Begin INPUT RECORDS
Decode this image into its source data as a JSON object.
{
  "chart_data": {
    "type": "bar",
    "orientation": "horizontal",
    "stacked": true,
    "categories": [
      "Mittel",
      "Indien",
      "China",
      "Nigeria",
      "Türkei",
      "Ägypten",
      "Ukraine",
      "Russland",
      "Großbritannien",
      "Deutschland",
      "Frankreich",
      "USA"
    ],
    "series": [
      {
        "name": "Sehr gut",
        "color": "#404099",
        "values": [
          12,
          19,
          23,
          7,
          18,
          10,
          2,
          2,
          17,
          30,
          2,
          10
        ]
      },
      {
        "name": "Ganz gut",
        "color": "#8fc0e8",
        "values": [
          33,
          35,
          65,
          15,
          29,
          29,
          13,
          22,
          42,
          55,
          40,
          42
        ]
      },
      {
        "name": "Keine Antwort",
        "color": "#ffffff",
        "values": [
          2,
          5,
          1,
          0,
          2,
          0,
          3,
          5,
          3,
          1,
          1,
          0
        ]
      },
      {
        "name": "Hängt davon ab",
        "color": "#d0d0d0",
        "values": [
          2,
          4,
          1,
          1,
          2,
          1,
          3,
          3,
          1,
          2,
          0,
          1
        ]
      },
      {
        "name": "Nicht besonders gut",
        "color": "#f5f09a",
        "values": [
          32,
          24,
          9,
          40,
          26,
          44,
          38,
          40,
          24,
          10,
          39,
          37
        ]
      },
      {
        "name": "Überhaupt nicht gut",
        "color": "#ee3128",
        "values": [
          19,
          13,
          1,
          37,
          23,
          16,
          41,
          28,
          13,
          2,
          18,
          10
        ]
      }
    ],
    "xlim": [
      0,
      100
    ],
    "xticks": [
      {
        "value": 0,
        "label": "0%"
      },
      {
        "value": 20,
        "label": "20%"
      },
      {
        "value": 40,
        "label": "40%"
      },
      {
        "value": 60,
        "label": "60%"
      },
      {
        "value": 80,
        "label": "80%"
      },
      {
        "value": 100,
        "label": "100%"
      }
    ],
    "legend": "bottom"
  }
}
End INPUT RECORDS
REQUEST: All lines that include "name" are to be gathered and copied.

RESULT OF THE TASK:
        "name": "Sehr gut",
        "name": "Ganz gut",
        "name": "Keine Antwort",
        "name": "Hängt davon ab",
        "name": "Nicht besonders gut",
        "name": "Überhaupt nicht gut",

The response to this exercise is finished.